> _Provided data_
·····
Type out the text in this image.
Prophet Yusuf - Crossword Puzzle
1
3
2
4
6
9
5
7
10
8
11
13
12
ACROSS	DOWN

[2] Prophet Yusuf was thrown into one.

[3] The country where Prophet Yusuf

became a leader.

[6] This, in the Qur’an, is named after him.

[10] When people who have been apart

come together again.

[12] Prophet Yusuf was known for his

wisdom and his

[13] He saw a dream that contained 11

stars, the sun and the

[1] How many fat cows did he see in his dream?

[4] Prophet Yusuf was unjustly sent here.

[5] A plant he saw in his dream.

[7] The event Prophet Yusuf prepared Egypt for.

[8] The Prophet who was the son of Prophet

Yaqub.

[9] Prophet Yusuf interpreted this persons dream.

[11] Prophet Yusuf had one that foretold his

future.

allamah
·····
> _Prompt_
Print every entry exactly as written.

> _Correct response_
Type out the text in this image.
Prophet Yusuf - Crossword Puzzle
1
3
2
4
6
9
5
7
10
8
11
13
12
ACROSS	DOWN

[2] Prophet Yusuf was thrown into one.

[3] The country where Prophet Yusuf

became a leader.

[6] This, in the Qur’an, is named after him.

[10] When people who have been apart

come together again.

[12] Prophet Yusuf was known for his

wisdom and his

[13] He saw a dream that contained 11

stars, the sun and the

[1] How many fat cows did he see in his dream?

[4] Prophet Yusuf was unjustly sent here.

[5] A plant he saw in his dream.

[7] The event Prophet Yusuf prepared Egypt for.

[8] The Prophet who was the son of Prophet

Yaqub.

[9] Prophet Yusuf interpreted this persons dream.

[11] Prophet Yusuf had one that foretold his

future.

allamah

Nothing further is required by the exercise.